— BEGIN GIVEN DATA —
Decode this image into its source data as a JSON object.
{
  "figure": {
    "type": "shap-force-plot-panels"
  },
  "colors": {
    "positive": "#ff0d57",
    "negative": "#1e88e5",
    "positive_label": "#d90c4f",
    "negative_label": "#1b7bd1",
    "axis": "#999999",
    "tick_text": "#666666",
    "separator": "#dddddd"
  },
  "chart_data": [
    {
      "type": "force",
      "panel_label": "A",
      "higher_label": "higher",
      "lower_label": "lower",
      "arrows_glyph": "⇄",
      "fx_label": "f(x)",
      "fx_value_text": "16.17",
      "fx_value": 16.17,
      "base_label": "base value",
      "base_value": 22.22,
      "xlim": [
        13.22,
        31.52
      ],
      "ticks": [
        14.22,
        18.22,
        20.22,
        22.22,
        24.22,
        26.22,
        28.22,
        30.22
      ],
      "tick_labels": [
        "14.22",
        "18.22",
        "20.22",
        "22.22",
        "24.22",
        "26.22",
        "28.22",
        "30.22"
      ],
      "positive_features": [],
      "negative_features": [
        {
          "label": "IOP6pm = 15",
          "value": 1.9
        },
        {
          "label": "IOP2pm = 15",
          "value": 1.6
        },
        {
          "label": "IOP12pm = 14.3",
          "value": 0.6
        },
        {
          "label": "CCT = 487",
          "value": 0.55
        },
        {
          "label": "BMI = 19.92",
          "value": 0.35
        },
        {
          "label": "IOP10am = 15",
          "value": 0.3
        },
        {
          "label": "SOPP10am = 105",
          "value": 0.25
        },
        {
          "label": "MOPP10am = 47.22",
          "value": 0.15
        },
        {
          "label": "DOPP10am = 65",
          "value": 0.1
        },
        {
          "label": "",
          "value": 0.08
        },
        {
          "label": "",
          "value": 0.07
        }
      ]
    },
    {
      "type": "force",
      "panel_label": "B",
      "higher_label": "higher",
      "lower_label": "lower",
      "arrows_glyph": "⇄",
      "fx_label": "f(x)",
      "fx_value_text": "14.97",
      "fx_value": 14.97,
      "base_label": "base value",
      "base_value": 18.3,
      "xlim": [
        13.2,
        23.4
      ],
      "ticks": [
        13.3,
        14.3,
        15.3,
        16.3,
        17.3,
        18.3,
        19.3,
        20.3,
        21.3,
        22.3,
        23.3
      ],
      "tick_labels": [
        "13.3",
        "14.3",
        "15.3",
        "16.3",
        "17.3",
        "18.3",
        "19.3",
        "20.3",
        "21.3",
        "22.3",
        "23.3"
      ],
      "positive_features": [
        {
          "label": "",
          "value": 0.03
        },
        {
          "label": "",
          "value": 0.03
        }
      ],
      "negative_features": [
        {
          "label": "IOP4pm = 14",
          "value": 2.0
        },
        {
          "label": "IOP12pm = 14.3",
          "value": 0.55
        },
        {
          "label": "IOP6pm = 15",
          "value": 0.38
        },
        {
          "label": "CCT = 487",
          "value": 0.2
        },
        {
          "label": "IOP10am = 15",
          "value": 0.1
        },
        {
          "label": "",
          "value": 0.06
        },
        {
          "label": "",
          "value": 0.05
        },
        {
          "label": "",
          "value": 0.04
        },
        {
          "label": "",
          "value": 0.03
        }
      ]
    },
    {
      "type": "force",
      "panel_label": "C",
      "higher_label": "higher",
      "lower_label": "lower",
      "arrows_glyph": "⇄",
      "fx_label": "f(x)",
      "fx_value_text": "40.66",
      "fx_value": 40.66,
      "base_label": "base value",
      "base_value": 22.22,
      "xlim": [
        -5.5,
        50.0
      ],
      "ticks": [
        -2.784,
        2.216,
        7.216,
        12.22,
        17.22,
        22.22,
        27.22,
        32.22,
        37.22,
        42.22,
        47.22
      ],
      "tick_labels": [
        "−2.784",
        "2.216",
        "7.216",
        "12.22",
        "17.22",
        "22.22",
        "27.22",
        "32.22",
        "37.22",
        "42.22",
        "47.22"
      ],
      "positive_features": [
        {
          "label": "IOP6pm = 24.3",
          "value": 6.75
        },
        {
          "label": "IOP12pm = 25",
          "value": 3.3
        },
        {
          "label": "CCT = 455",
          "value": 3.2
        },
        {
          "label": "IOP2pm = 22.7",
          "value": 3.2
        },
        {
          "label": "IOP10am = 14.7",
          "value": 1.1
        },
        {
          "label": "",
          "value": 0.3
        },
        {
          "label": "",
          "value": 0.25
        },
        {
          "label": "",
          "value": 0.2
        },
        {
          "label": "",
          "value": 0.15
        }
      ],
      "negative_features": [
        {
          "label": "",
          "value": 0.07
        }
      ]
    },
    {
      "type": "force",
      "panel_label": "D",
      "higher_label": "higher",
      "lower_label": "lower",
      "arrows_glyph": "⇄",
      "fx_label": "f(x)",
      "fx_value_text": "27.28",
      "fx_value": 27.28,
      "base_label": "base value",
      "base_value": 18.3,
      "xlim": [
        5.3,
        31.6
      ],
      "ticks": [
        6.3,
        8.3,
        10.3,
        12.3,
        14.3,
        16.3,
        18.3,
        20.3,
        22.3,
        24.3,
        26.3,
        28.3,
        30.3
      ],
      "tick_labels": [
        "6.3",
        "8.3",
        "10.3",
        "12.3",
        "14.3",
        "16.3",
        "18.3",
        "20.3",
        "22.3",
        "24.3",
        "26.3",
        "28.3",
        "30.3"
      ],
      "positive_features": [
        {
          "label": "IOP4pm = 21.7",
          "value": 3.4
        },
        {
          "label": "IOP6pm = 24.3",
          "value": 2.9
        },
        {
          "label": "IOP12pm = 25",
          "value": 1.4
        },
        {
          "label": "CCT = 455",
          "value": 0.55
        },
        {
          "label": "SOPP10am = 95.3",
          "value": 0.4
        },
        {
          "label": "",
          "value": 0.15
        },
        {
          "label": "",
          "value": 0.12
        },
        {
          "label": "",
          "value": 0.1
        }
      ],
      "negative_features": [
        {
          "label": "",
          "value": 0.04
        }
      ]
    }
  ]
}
— END GIVEN DATA —
# WRITTEN PROBLEM
Copy every record above exactly as it appears.

# WRITTEN RESPONSE
Decode this image into its source data as a JSON object.
{
  "figure": {
    "type": "shap-force-plot-panels"
  },
  "colors": {
    "positive": "#ff0d57",
    "negative": "#1e88e5",
    "positive_label": "#d90c4f",
    "negative_label": "#1b7bd1",
    "axis": "#999999",
    "tick_text": "#666666",
    "separator": "#dddddd"
  },
  "chart_data": [
    {
      "type": "force",
      "panel_label": "A",
      "higher_label": "higher",
      "lower_label": "lower",
      "arrows_glyph": "⇄",
      "fx_label": "f(x)",
      "fx_value_text": "16.17",
      "fx_value": 16.17,
      "base_label": "base value",
      "base_value": 22.22,
      "xlim": [
        13.22,
        31.52
      ],
      "ticks": [
        14.22,
        18.22,
        20.22,
        22.22,
        24.22,
        26.22,
        28.22,
        30.22
      ],
      "tick_labels": [
        "14.22",
        "18.22",
        "20.22",
        "22.22",
        "24.22",
        "26.22",
        "28.22",
        "30.22"
      ],
      "positive_features": [],
      "negative_features": [
        {
          "label": "IOP6pm = 15",
          "value": 1.9
        },
        {
          "label": "IOP2pm = 15",
          "value": 1.6
        },
        {
          "label": "IOP12pm = 14.3",
          "value": 0.6
        },
        {
          "label": "CCT = 487",
          "value": 0.55
        },
        {
          "label": "BMI = 19.92",
          "value": 0.35
        },
        {
          "label": "IOP10am = 15",
          "value": 0.3
        },
        {
          "label": "SOPP10am = 105",
          "value": 0.25
        },
        {
          "label": "MOPP10am = 47.22",
          "value": 0.15
        },
        {
          "label": "DOPP10am = 65",
          "value": 0.1
        },
        {
          "label": "",
          "value": 0.08
        },
        {
          "label": "",
          "value": 0.07
        }
      ]
    },
    {
      "type": "force",
      "panel_label": "B",
      "higher_label": "higher",
      "lower_label": "lower",
      "arrows_glyph": "⇄",
      "fx_label": "f(x)",
      "fx_value_text": "14.97",
      "fx_value": 14.97,
      "base_label": "base value",
      "base_value": 18.3,
      "xlim": [
        13.2,
        23.4
      ],
      "ticks": [
        13.3,
        14.3,
        15.3,
        16.3,
        17.3,
        18.3,
        19.3,
        20.3,
        21.3,
        22.3,
        23.3
      ],
      "tick_labels": [
        "13.3",
        "14.3",
        "15.3",
        "16.3",
        "17.3",
        "18.3",
        "19.3",
        "20.3",
        "21.3",
        "22.3",
        "23.3"
      ],
      "positive_features": [
        {
          "label": "",
          "value": 0.03
        },
        {
          "label": "",
          "value": 0.03
        }
      ],
      "negative_features": [
        {
          "label": "IOP4pm = 14",
          "value": 2.0
        },
        {
          "label": "IOP12pm = 14.3",
          "value": 0.55
        },
        {
          "label": "IOP6pm = 15",
          "value": 0.38
        },
        {
          "label": "CCT = 487",
          "value": 0.2
        },
        {
          "label": "IOP10am = 15",
          "value": 0.1
        },
        {
          "label": "",
          "value": 0.06
        },
        {
          "label": "",
          "value": 0.05
        },
        {
          "label": "",
          "value": 0.04
        },
        {
          "label": "",
          "value": 0.03
        }
      ]
    },
    {
      "type": "force",
      "panel_label": "C",
      "higher_label": "higher",
      "lower_label": "lower",
      "arrows_glyph": "⇄",
      "fx_label": "f(x)",
      "fx_value_text": "40.66",
      "fx_value": 40.66,
      "base_label": "base value",
      "base_value": 22.22,
      "xlim": [
        -5.5,
        50.0
      ],
      "ticks": [
        -2.784,
        2.216,
        7.216,
        12.22,
        17.22,
        22.22,
        27.22,
        32.22,
        37.22,
        42.22,
        47.22
      ],
      "tick_labels": [
        "−2.784",
        "2.216",
        "7.216",
        "12.22",
        "17.22",
        "22.22",
        "27.22",
        "32.22",
        "37.22",
        "42.22",
        "47.22"
      ],
      "positive_features": [
        {
          "label": "IOP6pm = 24.3",
          "value": 6.75
        },
        {
          "label": "IOP12pm = 25",
          "value": 3.3
        },
        {
          "label": "CCT = 455",
          "value": 3.2
        },
        {
          "label": "IOP2pm = 22.7",
          "value": 3.2
        },
        {
          "label": "IOP10am = 14.7",
          "value": 1.1
        },
        {
          "label": "",
          "value": 0.3
        },
        {
          "label": "",
          "value": 0.25
        },
        {
          "label": "",
          "value": 0.2
        },
        {
          "label": "",
          "value": 0.15
        }
      ],
      "negative_features": [
        {
          "label": "",
          "value": 0.07
        }
      ]
    },
    {
      "type": "force",
      "panel_label": "D",
      "higher_label": "higher",
      "lower_label": "lower",
      "arrows_glyph": "⇄",
      "fx_label": "f(x)",
      "fx_value_text": "27.28",
      "fx_value": 27.28,
      "base_label": "base value",
      "base_value": 18.3,
      "xlim": [
        5.3,
        31.6
      ],
      "ticks": [
        6.3,
        8.3,
        10.3,
        12.3,
        14.3,
        16.3,
        18.3,
        20.3,
        22.3,
        24.3,
        26.3,
        28.3,
        30.3
      ],
      "tick_labels": [
        "6.3",
        "8.3",
        "10.3",
        "12.3",
        "14.3",
        "16.3",
        "18.3",
        "20.3",
        "22.3",
        "24.3",
        "26.3",
        "28.3",
        "30.3"
      ],
      "positive_features": [
        {
          "label": "IOP4pm = 21.7",
          "value": 3.4
        },
        {
          "label": "IOP6pm = 24.3",
          "value": 2.9
        },
        {
          "label": "IOP12pm = 25",
          "value": 1.4
        },
        {
          "label": "CCT = 455",
          "value": 0.55
        },
        {
          "label": "SOPP10am = 95.3",
          "value": 0.4
        },
        {
          "label": "",
          "value": 0.15
        },
        {
          "label": "",
          "value": 0.12
        },
        {
          "label": "",
          "value": 0.1
        }
      ],
      "negative_features": [
        {
          "label": "",
          "value": 0.04
        }
      ]
    }
  ]
}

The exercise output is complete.